(Task statement)
Condense the paragraph beginning "Is there anything speaking against" in the forum post below about latin9 in Python into a short list that keeps its main facts.

(Excerpted passage)
473,394 Members | 2,168 Online
Bytes | Software Development & Data Engineering Community
Post Job

Home Posts Topics Members FAQ

Join Bytes to post your question to a community of 473,394 software developers and data experts.

No latin9 in Python?

I noticed that Python does not understand the codec alias names
latin7 = iso8859-13, latin9 = iso8859-15
(see http://docs.python.org/lib/standard-encodings.html).

Particularly latin9 is pretty popular here in Western Europe since it
contains the Euro symbol (contrary to latin1).

According to the Wikipedia (http://en.wikipedia.org/wiki/ISO-8859), the
latin7 and latin9 aliases seem to be official, at least they are widely
used an accepted. In PostgreSQL, LATIN9 is even the name of the charset,
and iso8859-15 is the alias name:
http://www.postgresql.org/docs/8.2/s...#CHARSET-TABLE

Is there anything speaking against adding these as aliases? If no, I
would submit a patch. (Also, Python does not support the
latin10=iso8859-16 charset. I could try to add that as well.)

(Layout annotation data)
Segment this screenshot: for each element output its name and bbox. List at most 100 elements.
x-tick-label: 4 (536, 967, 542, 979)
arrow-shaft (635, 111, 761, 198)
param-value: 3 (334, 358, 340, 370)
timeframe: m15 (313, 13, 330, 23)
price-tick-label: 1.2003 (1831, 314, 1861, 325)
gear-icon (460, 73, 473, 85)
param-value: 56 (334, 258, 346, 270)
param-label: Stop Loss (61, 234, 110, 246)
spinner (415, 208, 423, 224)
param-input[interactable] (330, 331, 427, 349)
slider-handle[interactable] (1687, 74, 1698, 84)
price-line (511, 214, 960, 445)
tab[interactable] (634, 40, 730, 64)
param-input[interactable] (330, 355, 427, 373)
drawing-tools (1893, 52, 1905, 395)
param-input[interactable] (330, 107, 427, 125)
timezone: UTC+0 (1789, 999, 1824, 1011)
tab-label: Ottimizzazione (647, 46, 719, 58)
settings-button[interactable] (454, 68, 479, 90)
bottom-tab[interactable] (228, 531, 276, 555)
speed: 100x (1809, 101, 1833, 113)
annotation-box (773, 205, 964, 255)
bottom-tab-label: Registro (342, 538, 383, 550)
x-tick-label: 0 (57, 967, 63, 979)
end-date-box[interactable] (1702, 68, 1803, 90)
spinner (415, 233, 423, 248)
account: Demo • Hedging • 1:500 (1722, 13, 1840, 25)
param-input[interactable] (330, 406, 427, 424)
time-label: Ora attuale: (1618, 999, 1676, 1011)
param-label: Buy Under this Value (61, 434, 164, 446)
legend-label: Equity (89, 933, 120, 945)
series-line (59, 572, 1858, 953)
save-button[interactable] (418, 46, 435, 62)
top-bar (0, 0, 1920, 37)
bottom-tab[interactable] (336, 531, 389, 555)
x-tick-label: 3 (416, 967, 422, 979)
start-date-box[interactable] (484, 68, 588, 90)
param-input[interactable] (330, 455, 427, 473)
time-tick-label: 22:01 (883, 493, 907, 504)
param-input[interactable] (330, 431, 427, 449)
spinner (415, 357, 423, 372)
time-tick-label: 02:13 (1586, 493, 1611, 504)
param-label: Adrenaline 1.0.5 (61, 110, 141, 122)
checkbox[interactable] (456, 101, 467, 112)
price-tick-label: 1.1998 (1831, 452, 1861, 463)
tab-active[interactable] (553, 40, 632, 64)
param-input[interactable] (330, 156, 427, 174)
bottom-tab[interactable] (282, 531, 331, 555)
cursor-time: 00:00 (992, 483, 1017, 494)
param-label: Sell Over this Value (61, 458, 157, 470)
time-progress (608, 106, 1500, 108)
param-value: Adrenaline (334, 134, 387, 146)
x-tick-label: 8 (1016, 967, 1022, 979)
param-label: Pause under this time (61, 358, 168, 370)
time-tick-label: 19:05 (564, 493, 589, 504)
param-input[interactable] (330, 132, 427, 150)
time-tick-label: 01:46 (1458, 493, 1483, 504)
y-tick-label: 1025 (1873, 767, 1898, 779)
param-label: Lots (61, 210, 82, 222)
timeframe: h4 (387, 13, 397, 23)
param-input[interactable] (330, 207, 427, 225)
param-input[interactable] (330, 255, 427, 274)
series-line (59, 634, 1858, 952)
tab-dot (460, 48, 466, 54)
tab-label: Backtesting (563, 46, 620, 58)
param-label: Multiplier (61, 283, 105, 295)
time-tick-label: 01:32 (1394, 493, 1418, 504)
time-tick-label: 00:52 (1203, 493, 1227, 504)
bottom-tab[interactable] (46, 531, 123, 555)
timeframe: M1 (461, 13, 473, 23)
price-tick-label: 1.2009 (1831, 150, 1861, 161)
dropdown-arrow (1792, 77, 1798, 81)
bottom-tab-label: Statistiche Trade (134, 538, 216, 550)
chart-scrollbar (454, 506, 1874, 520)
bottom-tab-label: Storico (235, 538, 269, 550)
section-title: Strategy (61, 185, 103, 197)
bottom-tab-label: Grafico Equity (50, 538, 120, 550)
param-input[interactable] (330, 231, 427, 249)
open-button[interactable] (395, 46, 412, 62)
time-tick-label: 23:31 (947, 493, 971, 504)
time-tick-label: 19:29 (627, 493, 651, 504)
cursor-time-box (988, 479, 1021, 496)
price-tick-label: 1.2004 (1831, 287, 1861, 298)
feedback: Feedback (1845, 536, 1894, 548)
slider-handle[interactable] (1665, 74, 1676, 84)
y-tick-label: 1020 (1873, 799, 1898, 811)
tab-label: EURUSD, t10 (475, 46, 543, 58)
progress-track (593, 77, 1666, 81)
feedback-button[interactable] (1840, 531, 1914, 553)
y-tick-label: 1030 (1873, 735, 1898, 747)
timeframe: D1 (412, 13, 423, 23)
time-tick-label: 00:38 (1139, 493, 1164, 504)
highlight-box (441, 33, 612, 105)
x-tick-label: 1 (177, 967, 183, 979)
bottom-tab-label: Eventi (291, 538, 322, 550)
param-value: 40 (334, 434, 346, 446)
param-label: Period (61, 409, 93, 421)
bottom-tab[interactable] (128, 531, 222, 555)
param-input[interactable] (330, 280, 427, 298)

(Exercise response)
- The writer asks whether there is any objection to adding the latin7 and latin9 aliases.
- If there is none, the writer would submit a patch.
- Python also lacks support for the latin10 (iso8859-16) charset, which the writer could try to add as well.